— start Extracted data —

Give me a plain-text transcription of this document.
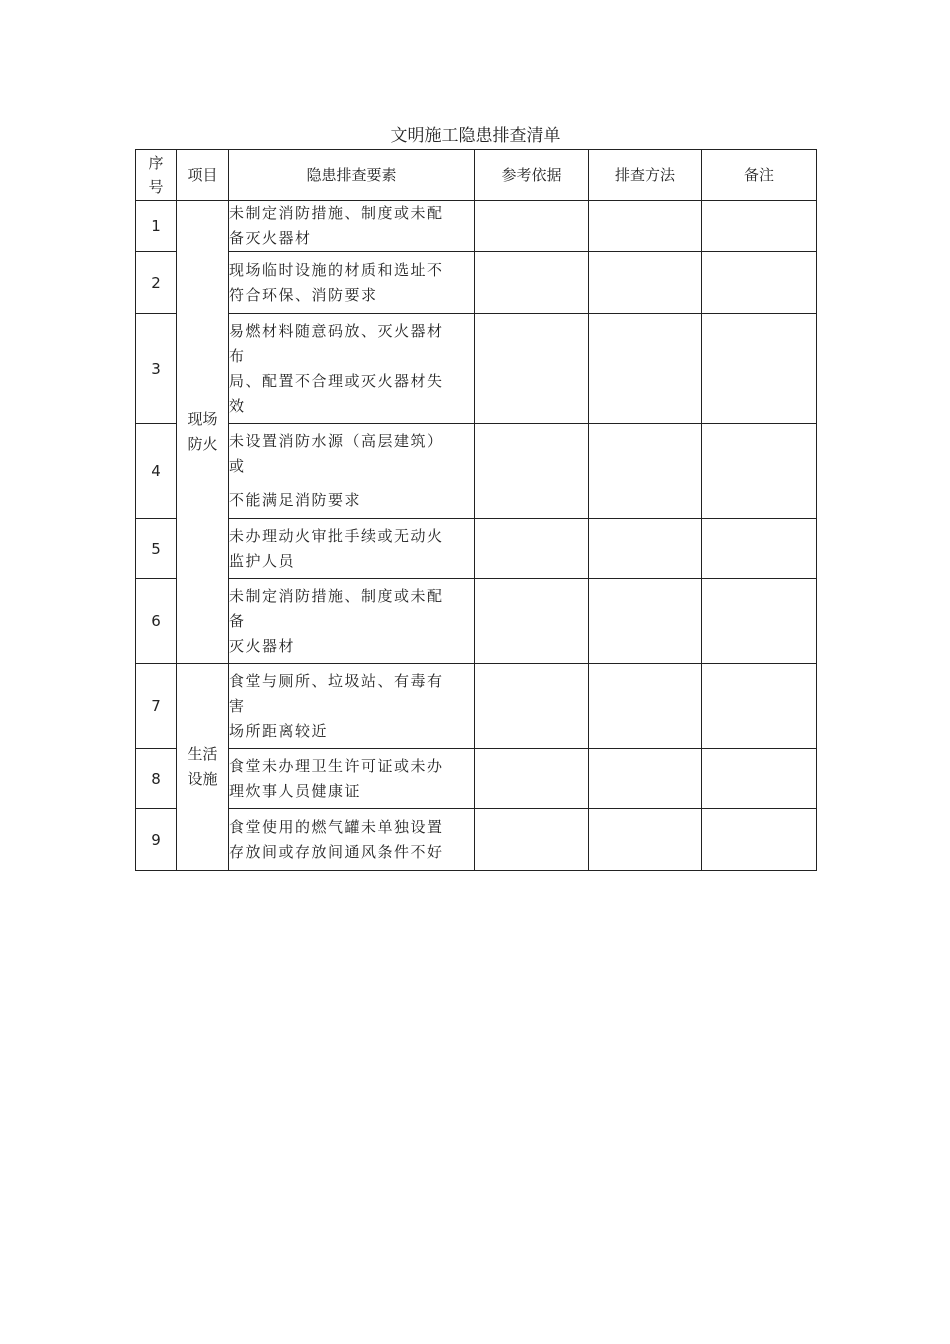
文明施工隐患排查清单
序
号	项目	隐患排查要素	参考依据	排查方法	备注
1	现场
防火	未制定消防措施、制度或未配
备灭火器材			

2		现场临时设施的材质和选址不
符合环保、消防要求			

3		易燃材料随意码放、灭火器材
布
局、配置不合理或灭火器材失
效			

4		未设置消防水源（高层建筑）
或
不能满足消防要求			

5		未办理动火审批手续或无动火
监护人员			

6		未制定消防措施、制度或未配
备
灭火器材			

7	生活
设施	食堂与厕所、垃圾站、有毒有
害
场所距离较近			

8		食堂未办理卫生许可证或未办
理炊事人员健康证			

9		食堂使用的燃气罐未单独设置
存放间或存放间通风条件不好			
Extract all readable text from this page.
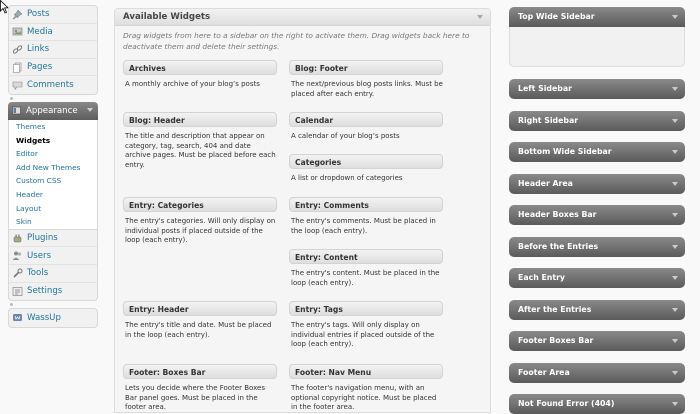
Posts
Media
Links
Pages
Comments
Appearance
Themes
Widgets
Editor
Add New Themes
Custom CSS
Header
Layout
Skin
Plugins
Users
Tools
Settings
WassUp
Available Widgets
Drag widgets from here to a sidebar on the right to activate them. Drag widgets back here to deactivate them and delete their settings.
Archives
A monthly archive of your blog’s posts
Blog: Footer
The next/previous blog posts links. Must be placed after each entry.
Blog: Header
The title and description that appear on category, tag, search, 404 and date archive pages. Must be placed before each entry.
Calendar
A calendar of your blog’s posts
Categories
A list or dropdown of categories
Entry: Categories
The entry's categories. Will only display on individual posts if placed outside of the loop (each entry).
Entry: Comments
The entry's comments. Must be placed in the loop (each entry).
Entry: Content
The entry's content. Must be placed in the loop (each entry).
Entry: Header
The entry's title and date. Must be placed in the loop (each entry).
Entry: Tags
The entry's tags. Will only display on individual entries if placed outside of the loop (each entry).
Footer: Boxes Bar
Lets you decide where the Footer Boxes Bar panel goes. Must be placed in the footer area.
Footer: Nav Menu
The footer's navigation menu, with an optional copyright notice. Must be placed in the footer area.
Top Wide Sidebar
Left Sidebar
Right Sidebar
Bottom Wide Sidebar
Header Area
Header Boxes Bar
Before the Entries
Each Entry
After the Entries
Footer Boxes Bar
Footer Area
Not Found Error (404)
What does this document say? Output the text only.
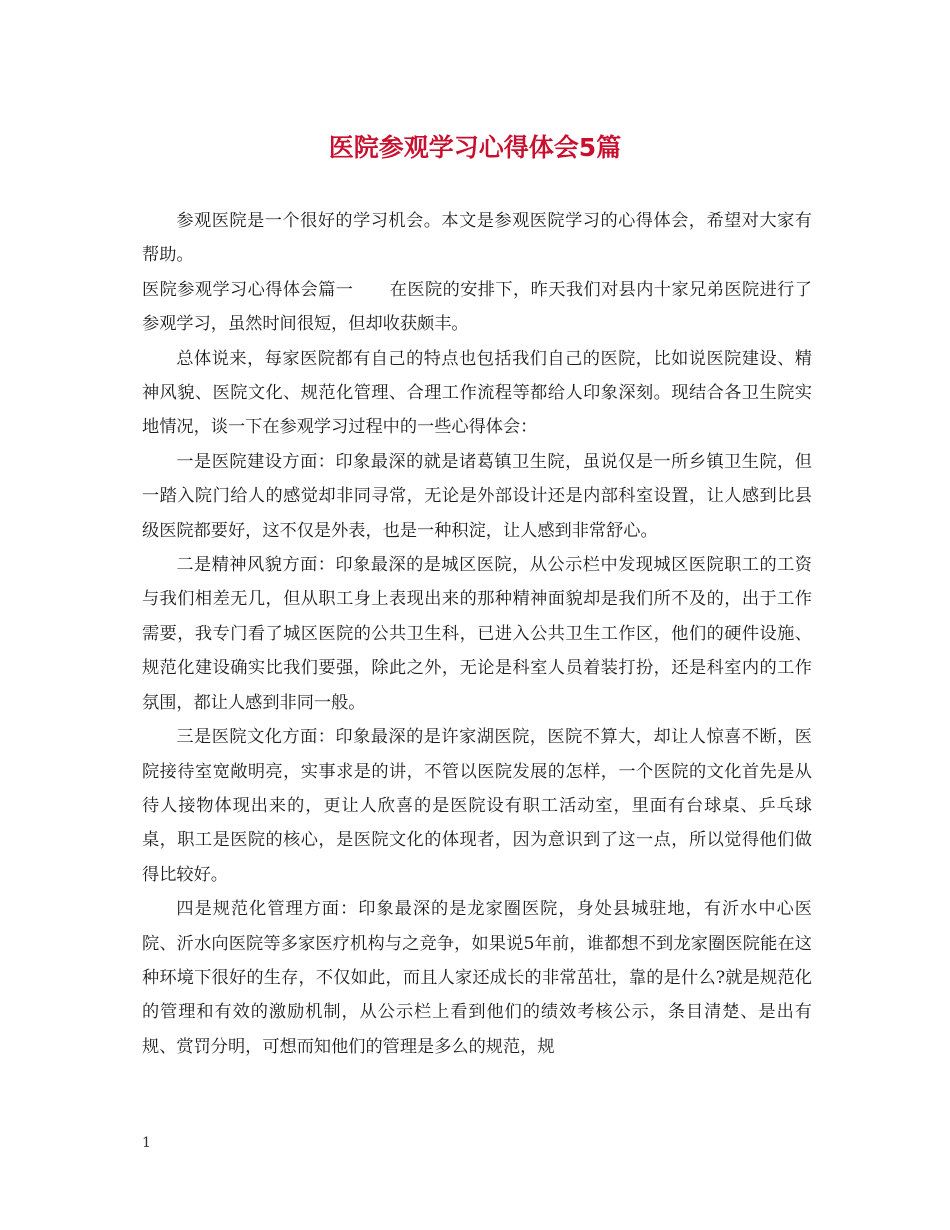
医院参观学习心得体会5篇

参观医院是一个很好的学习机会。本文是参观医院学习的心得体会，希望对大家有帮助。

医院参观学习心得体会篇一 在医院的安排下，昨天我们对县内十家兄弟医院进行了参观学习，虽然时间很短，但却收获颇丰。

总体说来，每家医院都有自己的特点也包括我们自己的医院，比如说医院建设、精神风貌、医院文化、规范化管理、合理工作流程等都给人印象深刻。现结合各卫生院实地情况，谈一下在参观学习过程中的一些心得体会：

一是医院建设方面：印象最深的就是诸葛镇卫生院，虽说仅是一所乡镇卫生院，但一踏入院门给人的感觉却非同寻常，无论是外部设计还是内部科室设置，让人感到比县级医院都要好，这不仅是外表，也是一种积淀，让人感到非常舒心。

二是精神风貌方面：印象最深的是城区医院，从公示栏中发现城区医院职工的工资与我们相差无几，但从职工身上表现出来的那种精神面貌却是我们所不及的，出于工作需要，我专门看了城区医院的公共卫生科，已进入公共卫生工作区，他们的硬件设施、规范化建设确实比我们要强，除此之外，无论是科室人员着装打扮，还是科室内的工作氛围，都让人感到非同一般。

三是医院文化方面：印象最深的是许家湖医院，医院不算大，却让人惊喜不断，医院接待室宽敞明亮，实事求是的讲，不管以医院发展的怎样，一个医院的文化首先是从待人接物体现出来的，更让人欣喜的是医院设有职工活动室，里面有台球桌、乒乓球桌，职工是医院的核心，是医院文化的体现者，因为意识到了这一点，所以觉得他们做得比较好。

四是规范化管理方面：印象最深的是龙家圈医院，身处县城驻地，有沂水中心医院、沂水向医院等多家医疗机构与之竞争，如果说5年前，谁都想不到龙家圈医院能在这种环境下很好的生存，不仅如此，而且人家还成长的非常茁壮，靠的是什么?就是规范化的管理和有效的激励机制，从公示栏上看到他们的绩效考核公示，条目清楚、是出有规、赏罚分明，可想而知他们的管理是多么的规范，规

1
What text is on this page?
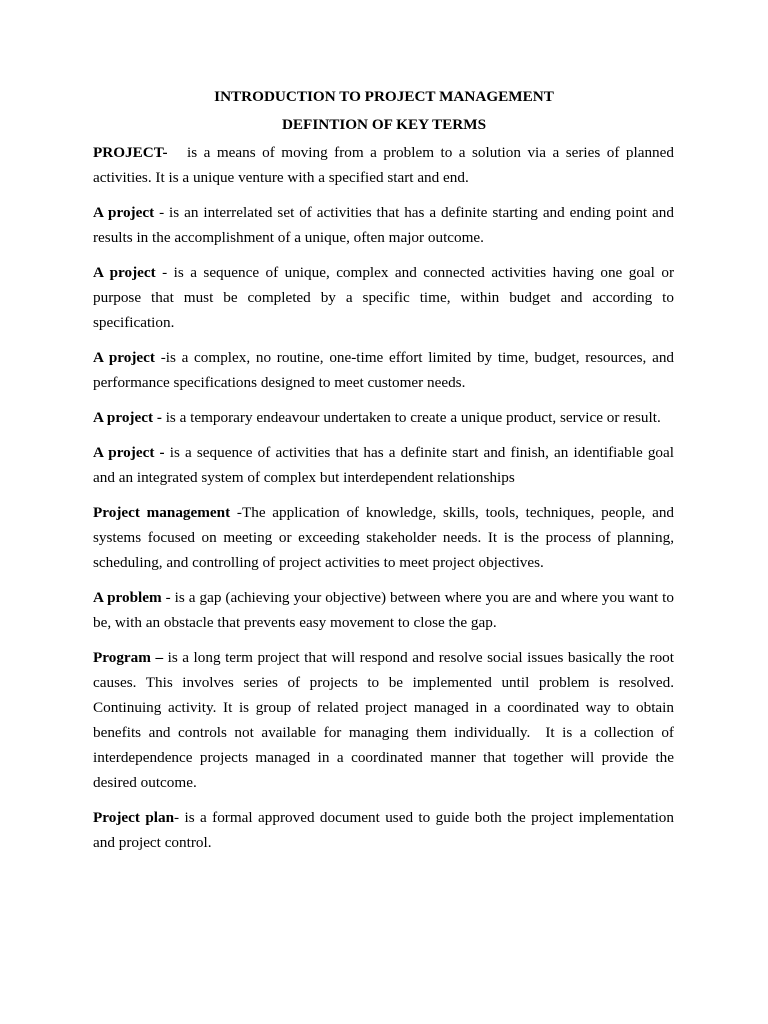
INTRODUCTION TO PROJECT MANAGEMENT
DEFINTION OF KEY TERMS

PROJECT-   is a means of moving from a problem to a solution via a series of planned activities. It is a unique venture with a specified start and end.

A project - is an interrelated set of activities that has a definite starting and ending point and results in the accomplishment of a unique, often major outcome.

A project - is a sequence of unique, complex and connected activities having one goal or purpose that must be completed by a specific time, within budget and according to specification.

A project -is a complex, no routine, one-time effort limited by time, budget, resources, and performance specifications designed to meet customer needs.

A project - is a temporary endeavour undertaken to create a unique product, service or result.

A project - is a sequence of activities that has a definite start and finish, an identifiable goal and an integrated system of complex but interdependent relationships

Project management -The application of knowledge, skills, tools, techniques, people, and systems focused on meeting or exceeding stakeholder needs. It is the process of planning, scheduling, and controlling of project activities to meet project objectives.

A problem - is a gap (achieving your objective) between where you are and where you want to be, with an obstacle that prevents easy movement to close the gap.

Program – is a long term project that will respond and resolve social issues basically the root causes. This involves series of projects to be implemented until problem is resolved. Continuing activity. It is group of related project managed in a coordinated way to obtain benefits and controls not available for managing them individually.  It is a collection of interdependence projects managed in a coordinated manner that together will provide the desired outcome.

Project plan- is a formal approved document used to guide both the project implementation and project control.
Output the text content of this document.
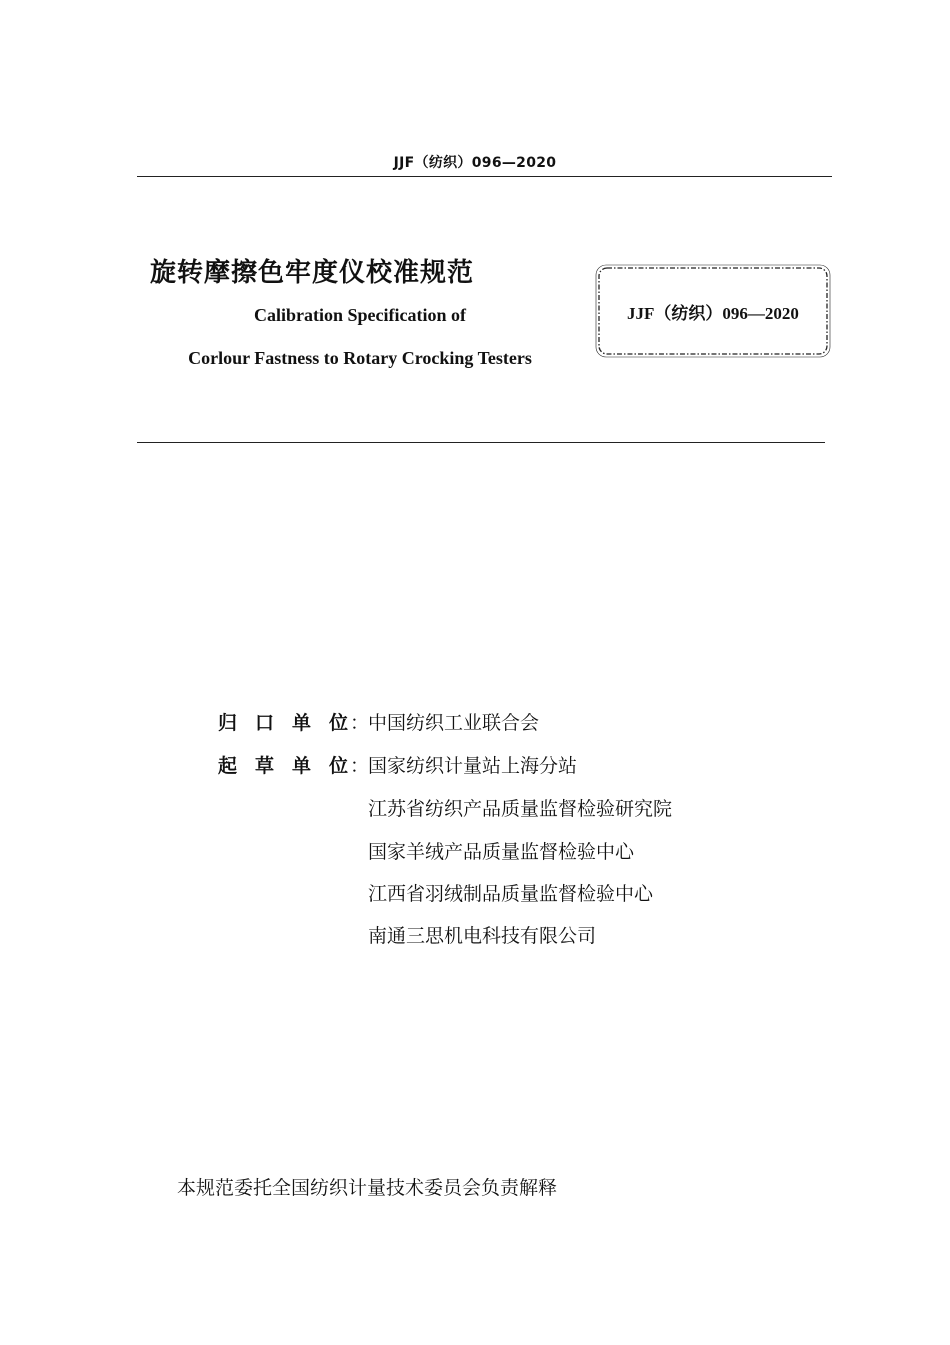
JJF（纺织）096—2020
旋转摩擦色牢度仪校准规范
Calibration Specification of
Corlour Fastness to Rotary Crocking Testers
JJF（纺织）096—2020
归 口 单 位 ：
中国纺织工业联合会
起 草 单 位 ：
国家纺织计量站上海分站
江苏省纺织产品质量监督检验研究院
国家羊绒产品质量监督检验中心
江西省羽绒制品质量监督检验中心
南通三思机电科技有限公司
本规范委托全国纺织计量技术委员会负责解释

— end Extracted data —

What you have to do: Your task is to transcribe all of the records precisely, with no images included.

Answer to the problem:
Give me a plain-text transcription of this document.
文明施工隐患排查清单
序
号	项目	隐患排查要素	参考依据	排查方法	备注
1	现场
防火	未制定消防措施、制度或未配
备灭火器材			

2		现场临时设施的材质和选址不
符合环保、消防要求			

3		易燃材料随意码放、灭火器材
布
局、配置不合理或灭火器材失
效			

4		未设置消防水源（高层建筑）
或
不能满足消防要求			

5		未办理动火审批手续或无动火
监护人员			

6		未制定消防措施、制度或未配
备
灭火器材			

7	生活
设施	食堂与厕所、垃圾站、有毒有
害
场所距离较近			

8		食堂未办理卫生许可证或未办
理炊事人员健康证			

9		食堂使用的燃气罐未单独设置
存放间或存放间通风条件不好			
Extract all readable text from this page.
Posts
Media
Links
Pages
Comments
Appearance
Themes
Widgets
Editor
Add New Themes
Custom CSS
Header
Layout
Skin
Plugins
Users
Tools
Settings
WassUp
Available Widgets
Drag widgets from here to a sidebar on the right to activate them. Drag widgets back here to deactivate them and delete their settings.
Archives
A monthly archive of your blog’s posts
Blog: Footer
The next/previous blog posts links. Must be placed after each entry.
Blog: Header
The title and description that appear on category, tag, search, 404 and date archive pages. Must be placed before each entry.
Calendar
A calendar of your blog’s posts
Categories
A list or dropdown of categories
Entry: Categories
The entry's categories. Will only display on individual posts if placed outside of the loop (each entry).
Entry: Comments
The entry's comments. Must be placed in the loop (each entry).
Entry: Content
The entry's content. Must be placed in the loop (each entry).
Entry: Header
The entry's title and date. Must be placed in the loop (each entry).
Entry: Tags
The entry's tags. Will only display on individual entries if placed outside of the loop (each entry).
Footer: Boxes Bar
Lets you decide where the Footer Boxes Bar panel goes. Must be placed in the footer area.
Footer: Nav Menu
The footer's navigation menu, with an optional copyright notice. Must be placed in the footer area.
Top Wide Sidebar
Left Sidebar
Right Sidebar
Bottom Wide Sidebar
Header Area
Header Boxes Bar
Before the Entries
Each Entry
After the Entries
Footer Boxes Bar
Footer Area
Not Found Error (404)
What does this document say? Output the text only.
医院参观学习心得体会5篇

参观医院是一个很好的学习机会。本文是参观医院学习的心得体会，希望对大家有帮助。

医院参观学习心得体会篇一 在医院的安排下，昨天我们对县内十家兄弟医院进行了参观学习，虽然时间很短，但却收获颇丰。

总体说来，每家医院都有自己的特点也包括我们自己的医院，比如说医院建设、精神风貌、医院文化、规范化管理、合理工作流程等都给人印象深刻。现结合各卫生院实地情况，谈一下在参观学习过程中的一些心得体会：

一是医院建设方面：印象最深的就是诸葛镇卫生院，虽说仅是一所乡镇卫生院，但一踏入院门给人的感觉却非同寻常，无论是外部设计还是内部科室设置，让人感到比县级医院都要好，这不仅是外表，也是一种积淀，让人感到非常舒心。

二是精神风貌方面：印象最深的是城区医院，从公示栏中发现城区医院职工的工资与我们相差无几，但从职工身上表现出来的那种精神面貌却是我们所不及的，出于工作需要，我专门看了城区医院的公共卫生科，已进入公共卫生工作区，他们的硬件设施、规范化建设确实比我们要强，除此之外，无论是科室人员着装打扮，还是科室内的工作氛围，都让人感到非同一般。

三是医院文化方面：印象最深的是许家湖医院，医院不算大，却让人惊喜不断，医院接待室宽敞明亮，实事求是的讲，不管以医院发展的怎样，一个医院的文化首先是从待人接物体现出来的，更让人欣喜的是医院设有职工活动室，里面有台球桌、乒乓球桌，职工是医院的核心，是医院文化的体现者，因为意识到了这一点，所以觉得他们做得比较好。

四是规范化管理方面：印象最深的是龙家圈医院，身处县城驻地，有沂水中心医院、沂水向医院等多家医疗机构与之竞争，如果说5年前，谁都想不到龙家圈医院能在这种环境下很好的生存，不仅如此，而且人家还成长的非常茁壮，靠的是什么?就是规范化的管理和有效的激励机制，从公示栏上看到他们的绩效考核公示，条目清楚、是出有规、赏罚分明，可想而知他们的管理是多么的规范，规

1
What text is on this page?
INTRODUCTION TO PROJECT MANAGEMENT
DEFINTION OF KEY TERMS

PROJECT-   is a means of moving from a problem to a solution via a series of planned activities. It is a unique venture with a specified start and end.

A project - is an interrelated set of activities that has a definite starting and ending point and results in the accomplishment of a unique, often major outcome.

A project - is a sequence of unique, complex and connected activities having one goal or purpose that must be completed by a specific time, within budget and according to specification.

A project -is a complex, no routine, one-time effort limited by time, budget, resources, and performance specifications designed to meet customer needs.

A project - is a temporary endeavour undertaken to create a unique product, service or result.

A project - is a sequence of activities that has a definite start and finish, an identifiable goal and an integrated system of complex but interdependent relationships

Project management -The application of knowledge, skills, tools, techniques, people, and systems focused on meeting or exceeding stakeholder needs. It is the process of planning, scheduling, and controlling of project activities to meet project objectives.

A problem - is a gap (achieving your objective) between where you are and where you want to be, with an obstacle that prevents easy movement to close the gap.

Program – is a long term project that will respond and resolve social issues basically the root causes. This involves series of projects to be implemented until problem is resolved. Continuing activity. It is group of related project managed in a coordinated way to obtain benefits and controls not available for managing them individually.  It is a collection of interdependence projects managed in a coordinated manner that together will provide the desired outcome.

Project plan- is a formal approved document used to guide both the project implementation and project control.
Output the text content of this document.
JJF（纺织）096—2020
旋转摩擦色牢度仪校准规范
Calibration Specification of
Corlour Fastness to Rotary Crocking Testers
JJF（纺织）096—2020
归 口 单 位 ：
中国纺织工业联合会
起 草 单 位 ：
国家纺织计量站上海分站
江苏省纺织产品质量监督检验研究院
国家羊绒产品质量监督检验中心
江西省羽绒制品质量监督检验中心
南通三思机电科技有限公司
本规范委托全国纺织计量技术委员会负责解释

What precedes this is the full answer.